Richard Swenson, Contentment: The Secret to a Lasting Calm. The Navigators.

The Promise of Joy

In her book When God Talks Back, psychological anthropologist T. M. Luhrmann sets out to explain how sensible people believe in an immaterial God. One aspect of evangelical Christianity that she finds particularly compelling is its promise of joy, and Luhrmann talks about the theme of ultimate joy found in the stories of Tolkien and Lewis. She cites from an essay of Tolkien’s:

The consolation of fairy-stories, the joy of the happy ending…a sudden and miraculous grace … it does not deny the existence…of sorrow and failure: the possibility of these is necessary to the joy of deliverance; it denies (in the face of much evidence, if you will) universal defeat and in so far is evangelium, giving a fleeting glimpse of Joy, Joy beyond the walls of the world, poignant as grief.

Taken from Teach us to Want: Longing, Ambition, and the Life of Faith by Jen Pollock Michel Copyright (c) 2014 by Jen Pollock Michel. Published by InterVarsity Press, Downers Grove, IL. www.ivpress.com

Returning to Joy

Ideally, when a baby is born into a healthy family, she is received with gladness. Her parents look on her with delight and the baby responds with joy. The baby is wanted—is loved. Her parents will make sure she has enough to eat, keep her warm and dry, cuddle her, sing to her, hold her, and play with her.

All along the baby’s brain is awash in positive neurological activity, activating parts of the brain especially wired to trigger joy in response to other people. Every time the baby feels connected to someone who loves her, she grows stronger in her identity through the experience of joy. By the time she is three months old, she will have images of her delighted caregiver’s face firmly planted in her brain. These wordless images become the foundation for her identity.

When she becomes distressed, her caregiver is there—even if just as a memory. From comfort to a difficult situation and back to comfort, the baby’s neural pathways are learning how to return to the joy of connection amid distress. This process can be called “returning to joy.”

Taken from Does God Really Like Me?: Discovering the God Who Wants to Be With Us  by Cyd and Geoff Holsclaw Copyright (c) 2020 by Cyd and Geoff Holsclaw. Published by InterVarsity Press, Downers Grove, IL. www.ivpress.com

Analogies

Our Father is Younger than We

If you read through G.K. Chesterton’s writings, it will not be long before you recognize the recurring theme of joy. Joy, Chesterton believed, ought to be a central experience of the one who realizes the absurdity of his life as a gift. What should have been a terminal diagnosis of death and condemnation has been rescued by the ultimate gift-giver, God himself, who gave up His son to death that we might experience eternal life. In this memorable passage, Chesterton reminds us that the God of the universe is the God of all joy, who gives us a small picture of what this joy looks like through the singular experience of…children.
☆ ☆ ☆ ☆ ☆
__WHAT YOU NEED TO DO__:
**1.** Transcribe everything in the passage on joy from "Our Father is" down to "singular experience of…children.".
**2.** In the passage on joy, by what age will the baby have images of her delighted caregiver's face firmly planted in her brain?
The listing that comes next has no connection to the passage on joy.
☆ ☆ ☆ ☆ ☆
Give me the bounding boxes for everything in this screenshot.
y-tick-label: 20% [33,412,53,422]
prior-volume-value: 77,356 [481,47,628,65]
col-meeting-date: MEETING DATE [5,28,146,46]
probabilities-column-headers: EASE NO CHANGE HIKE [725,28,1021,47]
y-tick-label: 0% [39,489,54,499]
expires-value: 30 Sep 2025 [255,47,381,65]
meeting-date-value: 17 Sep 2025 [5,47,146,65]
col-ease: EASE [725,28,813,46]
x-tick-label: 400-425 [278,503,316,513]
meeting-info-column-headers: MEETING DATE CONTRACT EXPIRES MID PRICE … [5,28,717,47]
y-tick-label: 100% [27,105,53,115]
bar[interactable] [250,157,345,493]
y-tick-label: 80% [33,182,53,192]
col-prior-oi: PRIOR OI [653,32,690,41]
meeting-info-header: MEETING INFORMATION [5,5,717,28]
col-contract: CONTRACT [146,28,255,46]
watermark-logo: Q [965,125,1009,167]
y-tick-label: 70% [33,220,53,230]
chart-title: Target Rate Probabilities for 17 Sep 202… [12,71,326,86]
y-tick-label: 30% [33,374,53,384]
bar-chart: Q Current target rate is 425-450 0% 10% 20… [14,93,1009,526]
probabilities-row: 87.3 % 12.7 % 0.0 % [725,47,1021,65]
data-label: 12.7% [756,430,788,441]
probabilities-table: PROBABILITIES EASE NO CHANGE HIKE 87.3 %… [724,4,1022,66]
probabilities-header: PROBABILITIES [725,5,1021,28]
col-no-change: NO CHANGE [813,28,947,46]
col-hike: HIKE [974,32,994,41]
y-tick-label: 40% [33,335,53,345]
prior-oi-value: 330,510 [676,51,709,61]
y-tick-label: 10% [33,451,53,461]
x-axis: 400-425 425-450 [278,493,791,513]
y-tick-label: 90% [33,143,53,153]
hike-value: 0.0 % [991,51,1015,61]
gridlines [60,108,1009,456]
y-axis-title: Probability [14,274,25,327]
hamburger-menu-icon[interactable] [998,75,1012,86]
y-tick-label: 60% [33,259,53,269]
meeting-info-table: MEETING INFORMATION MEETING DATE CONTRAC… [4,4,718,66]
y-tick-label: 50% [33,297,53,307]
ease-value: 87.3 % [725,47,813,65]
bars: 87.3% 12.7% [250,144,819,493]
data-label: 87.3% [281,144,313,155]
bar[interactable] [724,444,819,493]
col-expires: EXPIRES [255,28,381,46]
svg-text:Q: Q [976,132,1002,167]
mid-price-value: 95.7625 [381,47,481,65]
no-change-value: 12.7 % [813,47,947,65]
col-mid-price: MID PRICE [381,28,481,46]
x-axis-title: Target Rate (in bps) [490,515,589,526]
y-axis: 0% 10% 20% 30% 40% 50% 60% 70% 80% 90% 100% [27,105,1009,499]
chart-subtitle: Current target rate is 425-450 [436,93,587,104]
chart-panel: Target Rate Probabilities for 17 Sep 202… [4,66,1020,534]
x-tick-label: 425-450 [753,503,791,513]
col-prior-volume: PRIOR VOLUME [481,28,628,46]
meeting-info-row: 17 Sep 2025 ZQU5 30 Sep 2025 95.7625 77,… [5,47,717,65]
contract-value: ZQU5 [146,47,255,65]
☆ ☆ ☆ ☆ ☆
__ANSWERS IN ORDER__:
**1.**
Our Father is Younger than We

If you read through G.K. Chesterton’s writings, it will not be long before you recognize the recurring theme of joy. Joy, Chesterton believed, ought to be a central experience of the one who realizes the absurdity of his life as a gift. What should have been a terminal diagnosis of death and condemnation has been rescued by the ultimate gift-giver, God himself, who gave up His son to death that we might experience eternal life. In this memorable passage, Chesterton reminds us that the God of the universe is the God of all joy, who gives us a small picture of what this joy looks like through the singular experience of…children.

**2.** By the time she is three months old.